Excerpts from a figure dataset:
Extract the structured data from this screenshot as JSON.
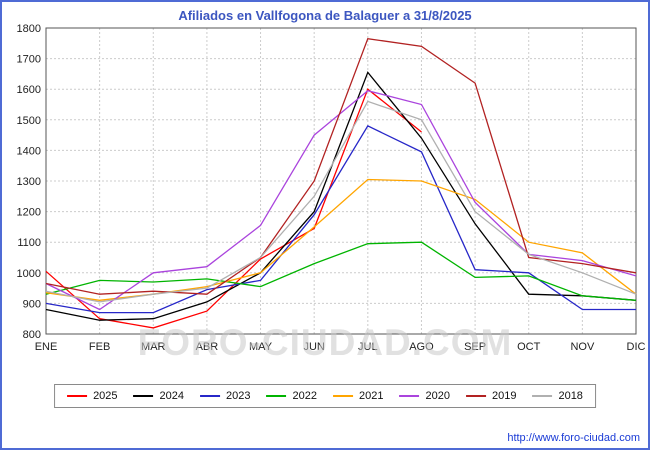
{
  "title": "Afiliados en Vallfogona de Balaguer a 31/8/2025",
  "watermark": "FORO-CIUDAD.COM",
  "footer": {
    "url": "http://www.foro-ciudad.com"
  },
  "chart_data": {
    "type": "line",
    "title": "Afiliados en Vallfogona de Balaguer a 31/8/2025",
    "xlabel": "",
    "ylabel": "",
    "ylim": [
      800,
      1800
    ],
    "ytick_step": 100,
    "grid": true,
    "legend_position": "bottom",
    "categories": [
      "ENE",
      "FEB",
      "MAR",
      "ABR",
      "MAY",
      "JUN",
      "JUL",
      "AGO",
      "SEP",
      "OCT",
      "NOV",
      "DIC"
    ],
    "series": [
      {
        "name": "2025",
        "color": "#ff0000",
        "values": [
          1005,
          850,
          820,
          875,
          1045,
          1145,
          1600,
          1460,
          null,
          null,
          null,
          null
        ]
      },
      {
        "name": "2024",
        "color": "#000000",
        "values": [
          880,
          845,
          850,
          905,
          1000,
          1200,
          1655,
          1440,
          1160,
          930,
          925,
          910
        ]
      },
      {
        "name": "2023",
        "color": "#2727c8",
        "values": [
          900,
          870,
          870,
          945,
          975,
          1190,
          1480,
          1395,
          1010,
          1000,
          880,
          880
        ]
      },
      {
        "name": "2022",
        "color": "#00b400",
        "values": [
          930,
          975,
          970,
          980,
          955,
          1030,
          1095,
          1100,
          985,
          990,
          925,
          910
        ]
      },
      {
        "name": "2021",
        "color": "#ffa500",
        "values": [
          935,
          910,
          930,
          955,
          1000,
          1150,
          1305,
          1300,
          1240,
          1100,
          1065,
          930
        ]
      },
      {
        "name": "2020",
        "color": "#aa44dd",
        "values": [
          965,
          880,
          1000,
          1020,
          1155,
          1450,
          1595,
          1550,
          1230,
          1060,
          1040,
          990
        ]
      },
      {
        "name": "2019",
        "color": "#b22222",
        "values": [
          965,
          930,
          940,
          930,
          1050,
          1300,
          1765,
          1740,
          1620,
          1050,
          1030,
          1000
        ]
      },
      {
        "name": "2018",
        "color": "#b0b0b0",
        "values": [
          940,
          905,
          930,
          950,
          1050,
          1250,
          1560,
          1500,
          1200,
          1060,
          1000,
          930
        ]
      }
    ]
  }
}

EXERCISE DETAILS:
Go through the entries above and print each one exactly, minus the pictures.

TASK RESULT:
Extract the structured data from this screenshot as JSON.
{
  "title": "Afiliados en Vallfogona de Balaguer a 31/8/2025",
  "watermark": "FORO-CIUDAD.COM",
  "footer": {
    "url": "http://www.foro-ciudad.com"
  },
  "chart_data": {
    "type": "line",
    "title": "Afiliados en Vallfogona de Balaguer a 31/8/2025",
    "xlabel": "",
    "ylabel": "",
    "ylim": [
      800,
      1800
    ],
    "ytick_step": 100,
    "grid": true,
    "legend_position": "bottom",
    "categories": [
      "ENE",
      "FEB",
      "MAR",
      "ABR",
      "MAY",
      "JUN",
      "JUL",
      "AGO",
      "SEP",
      "OCT",
      "NOV",
      "DIC"
    ],
    "series": [
      {
        "name": "2025",
        "color": "#ff0000",
        "values": [
          1005,
          850,
          820,
          875,
          1045,
          1145,
          1600,
          1460,
          null,
          null,
          null,
          null
        ]
      },
      {
        "name": "2024",
        "color": "#000000",
        "values": [
          880,
          845,
          850,
          905,
          1000,
          1200,
          1655,
          1440,
          1160,
          930,
          925,
          910
        ]
      },
      {
        "name": "2023",
        "color": "#2727c8",
        "values": [
          900,
          870,
          870,
          945,
          975,
          1190,
          1480,
          1395,
          1010,
          1000,
          880,
          880
        ]
      },
      {
        "name": "2022",
        "color": "#00b400",
        "values": [
          930,
          975,
          970,
          980,
          955,
          1030,
          1095,
          1100,
          985,
          990,
          925,
          910
        ]
      },
      {
        "name": "2021",
        "color": "#ffa500",
        "values": [
          935,
          910,
          930,
          955,
          1000,
          1150,
          1305,
          1300,
          1240,
          1100,
          1065,
          930
        ]
      },
      {
        "name": "2020",
        "color": "#aa44dd",
        "values": [
          965,
          880,
          1000,
          1020,
          1155,
          1450,
          1595,
          1550,
          1230,
          1060,
          1040,
          990
        ]
      },
      {
        "name": "2019",
        "color": "#b22222",
        "values": [
          965,
          930,
          940,
          930,
          1050,
          1300,
          1765,
          1740,
          1620,
          1050,
          1030,
          1000
        ]
      },
      {
        "name": "2018",
        "color": "#b0b0b0",
        "values": [
          940,
          905,
          930,
          950,
          1050,
          1250,
          1560,
          1500,
          1200,
          1060,
          1000,
          930
        ]
      }
    ]
  }
}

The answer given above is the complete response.